§ TASK TO CARRY OUT
Set down each record exactly as written.

§ MATERIAL FOR THIS TASK
** begin **

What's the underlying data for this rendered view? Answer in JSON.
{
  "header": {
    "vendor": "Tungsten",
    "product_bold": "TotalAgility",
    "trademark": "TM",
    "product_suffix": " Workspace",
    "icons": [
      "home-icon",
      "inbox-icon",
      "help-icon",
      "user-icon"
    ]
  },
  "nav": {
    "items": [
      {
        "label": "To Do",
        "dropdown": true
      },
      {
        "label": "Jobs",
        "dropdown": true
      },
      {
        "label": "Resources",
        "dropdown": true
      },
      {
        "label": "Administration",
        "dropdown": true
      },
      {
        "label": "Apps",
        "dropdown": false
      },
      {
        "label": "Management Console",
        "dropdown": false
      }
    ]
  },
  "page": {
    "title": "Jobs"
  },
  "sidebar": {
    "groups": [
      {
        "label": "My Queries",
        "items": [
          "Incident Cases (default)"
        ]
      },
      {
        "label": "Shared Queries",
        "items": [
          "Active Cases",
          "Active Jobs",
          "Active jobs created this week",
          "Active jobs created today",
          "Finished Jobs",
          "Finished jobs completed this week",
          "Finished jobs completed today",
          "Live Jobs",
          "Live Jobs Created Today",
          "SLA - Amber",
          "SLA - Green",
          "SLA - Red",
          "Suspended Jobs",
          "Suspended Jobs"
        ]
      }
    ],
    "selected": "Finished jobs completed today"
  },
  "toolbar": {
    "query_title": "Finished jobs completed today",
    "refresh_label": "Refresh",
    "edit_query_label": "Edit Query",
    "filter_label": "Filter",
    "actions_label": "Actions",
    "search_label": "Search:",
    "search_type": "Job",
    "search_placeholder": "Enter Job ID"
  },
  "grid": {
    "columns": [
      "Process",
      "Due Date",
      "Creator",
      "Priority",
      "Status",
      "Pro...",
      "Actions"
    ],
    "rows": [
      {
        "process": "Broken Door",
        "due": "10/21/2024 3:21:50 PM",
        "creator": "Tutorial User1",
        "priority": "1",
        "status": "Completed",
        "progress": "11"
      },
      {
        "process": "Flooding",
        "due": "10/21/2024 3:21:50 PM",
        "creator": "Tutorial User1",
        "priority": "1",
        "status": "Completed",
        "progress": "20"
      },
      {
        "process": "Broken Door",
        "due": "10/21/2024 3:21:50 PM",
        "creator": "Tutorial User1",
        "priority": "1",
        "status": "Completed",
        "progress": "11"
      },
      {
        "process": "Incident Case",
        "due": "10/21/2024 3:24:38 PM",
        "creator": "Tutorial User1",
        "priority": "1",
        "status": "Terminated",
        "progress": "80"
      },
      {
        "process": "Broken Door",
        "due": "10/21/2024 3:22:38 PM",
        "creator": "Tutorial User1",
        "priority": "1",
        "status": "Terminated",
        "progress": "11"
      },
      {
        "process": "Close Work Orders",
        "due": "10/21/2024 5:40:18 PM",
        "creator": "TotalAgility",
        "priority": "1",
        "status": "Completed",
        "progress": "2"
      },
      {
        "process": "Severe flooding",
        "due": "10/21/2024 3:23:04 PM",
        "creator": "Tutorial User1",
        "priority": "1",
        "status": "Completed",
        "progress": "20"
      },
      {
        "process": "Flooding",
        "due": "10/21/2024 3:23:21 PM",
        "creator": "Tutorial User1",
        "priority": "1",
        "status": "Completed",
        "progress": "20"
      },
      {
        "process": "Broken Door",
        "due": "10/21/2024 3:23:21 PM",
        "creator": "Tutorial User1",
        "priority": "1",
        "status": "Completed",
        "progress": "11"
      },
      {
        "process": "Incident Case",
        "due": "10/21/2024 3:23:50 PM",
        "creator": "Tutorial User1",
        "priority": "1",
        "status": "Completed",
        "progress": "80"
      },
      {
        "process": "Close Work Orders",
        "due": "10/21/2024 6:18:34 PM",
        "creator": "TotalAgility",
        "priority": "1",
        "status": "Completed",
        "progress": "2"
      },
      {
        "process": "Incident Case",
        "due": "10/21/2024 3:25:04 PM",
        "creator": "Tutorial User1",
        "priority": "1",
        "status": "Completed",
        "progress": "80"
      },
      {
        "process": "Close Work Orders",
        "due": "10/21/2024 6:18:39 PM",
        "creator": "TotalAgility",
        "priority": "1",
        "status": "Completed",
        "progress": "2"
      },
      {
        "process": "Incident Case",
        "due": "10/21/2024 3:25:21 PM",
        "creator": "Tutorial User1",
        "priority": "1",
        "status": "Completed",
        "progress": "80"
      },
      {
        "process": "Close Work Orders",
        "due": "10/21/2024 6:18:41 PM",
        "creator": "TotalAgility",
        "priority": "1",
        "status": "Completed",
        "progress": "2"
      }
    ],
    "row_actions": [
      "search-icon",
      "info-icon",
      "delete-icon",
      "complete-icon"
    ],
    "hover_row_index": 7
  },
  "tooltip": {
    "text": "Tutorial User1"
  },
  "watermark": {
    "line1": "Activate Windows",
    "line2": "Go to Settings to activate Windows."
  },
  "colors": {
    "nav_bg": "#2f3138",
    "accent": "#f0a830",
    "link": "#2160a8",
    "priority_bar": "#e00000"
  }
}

** end **

§ RESPONSE TO THE EXERCISE
What's the underlying data for this rendered view? Answer in JSON.
{
  "header": {
    "vendor": "Tungsten",
    "product_bold": "TotalAgility",
    "trademark": "TM",
    "product_suffix": " Workspace",
    "icons": [
      "home-icon",
      "inbox-icon",
      "help-icon",
      "user-icon"
    ]
  },
  "nav": {
    "items": [
      {
        "label": "To Do",
        "dropdown": true
      },
      {
        "label": "Jobs",
        "dropdown": true
      },
      {
        "label": "Resources",
        "dropdown": true
      },
      {
        "label": "Administration",
        "dropdown": true
      },
      {
        "label": "Apps",
        "dropdown": false
      },
      {
        "label": "Management Console",
        "dropdown": false
      }
    ]
  },
  "page": {
    "title": "Jobs"
  },
  "sidebar": {
    "groups": [
      {
        "label": "My Queries",
        "items": [
          "Incident Cases (default)"
        ]
      },
      {
        "label": "Shared Queries",
        "items": [
          "Active Cases",
          "Active Jobs",
          "Active jobs created this week",
          "Active jobs created today",
          "Finished Jobs",
          "Finished jobs completed this week",
          "Finished jobs completed today",
          "Live Jobs",
          "Live Jobs Created Today",
          "SLA - Amber",
          "SLA - Green",
          "SLA - Red",
          "Suspended Jobs",
          "Suspended Jobs"
        ]
      }
    ],
    "selected": "Finished jobs completed today"
  },
  "toolbar": {
    "query_title": "Finished jobs completed today",
    "refresh_label": "Refresh",
    "edit_query_label": "Edit Query",
    "filter_label": "Filter",
    "actions_label": "Actions",
    "search_label": "Search:",
    "search_type": "Job",
    "search_placeholder": "Enter Job ID"
  },
  "grid": {
    "columns": [
      "Process",
      "Due Date",
      "Creator",
      "Priority",
      "Status",
      "Pro...",
      "Actions"
    ],
    "rows": [
      {
        "process": "Broken Door",
        "due": "10/21/2024 3:21:50 PM",
        "creator": "Tutorial User1",
        "priority": "1",
        "status": "Completed",
        "progress": "11"
      },
      {
        "process": "Flooding",
        "due": "10/21/2024 3:21:50 PM",
        "creator": "Tutorial User1",
        "priority": "1",
        "status": "Completed",
        "progress": "20"
      },
      {
        "process": "Broken Door",
        "due": "10/21/2024 3:21:50 PM",
        "creator": "Tutorial User1",
        "priority": "1",
        "status": "Completed",
        "progress": "11"
      },
      {
        "process": "Incident Case",
        "due": "10/21/2024 3:24:38 PM",
        "creator": "Tutorial User1",
        "priority": "1",
        "status": "Terminated",
        "progress": "80"
      },
      {
        "process": "Broken Door",
        "due": "10/21/2024 3:22:38 PM",
        "creator": "Tutorial User1",
        "priority": "1",
        "status": "Terminated",
        "progress": "11"
      },
      {
        "process": "Close Work Orders",
        "due": "10/21/2024 5:40:18 PM",
        "creator": "TotalAgility",
        "priority": "1",
        "status": "Completed",
        "progress": "2"
      },
      {
        "process": "Severe flooding",
        "due": "10/21/2024 3:23:04 PM",
        "creator": "Tutorial User1",
        "priority": "1",
        "status": "Completed",
        "progress": "20"
      },
      {
        "process": "Flooding",
        "due": "10/21/2024 3:23:21 PM",
        "creator": "Tutorial User1",
        "priority": "1",
        "status": "Completed",
        "progress": "20"
      },
      {
        "process": "Broken Door",
        "due": "10/21/2024 3:23:21 PM",
        "creator": "Tutorial User1",
        "priority": "1",
        "status": "Completed",
        "progress": "11"
      },
      {
        "process": "Incident Case",
        "due": "10/21/2024 3:23:50 PM",
        "creator": "Tutorial User1",
        "priority": "1",
        "status": "Completed",
        "progress": "80"
      },
      {
        "process": "Close Work Orders",
        "due": "10/21/2024 6:18:34 PM",
        "creator": "TotalAgility",
        "priority": "1",
        "status": "Completed",
        "progress": "2"
      },
      {
        "process": "Incident Case",
        "due": "10/21/2024 3:25:04 PM",
        "creator": "Tutorial User1",
        "priority": "1",
        "status": "Completed",
        "progress": "80"
      },
      {
        "process": "Close Work Orders",
        "due": "10/21/2024 6:18:39 PM",
        "creator": "TotalAgility",
        "priority": "1",
        "status": "Completed",
        "progress": "2"
      },
      {
        "process": "Incident Case",
        "due": "10/21/2024 3:25:21 PM",
        "creator": "Tutorial User1",
        "priority": "1",
        "status": "Completed",
        "progress": "80"
      },
      {
        "process": "Close Work Orders",
        "due": "10/21/2024 6:18:41 PM",
        "creator": "TotalAgility",
        "priority": "1",
        "status": "Completed",
        "progress": "2"
      }
    ],
    "row_actions": [
      "search-icon",
      "info-icon",
      "delete-icon",
      "complete-icon"
    ],
    "hover_row_index": 7
  },
  "tooltip": {
    "text": "Tutorial User1"
  },
  "watermark": {
    "line1": "Activate Windows",
    "line2": "Go to Settings to activate Windows."
  },
  "colors": {
    "nav_bg": "#2f3138",
    "accent": "#f0a830",
    "link": "#2160a8",
    "priority_bar": "#e00000"
  }
}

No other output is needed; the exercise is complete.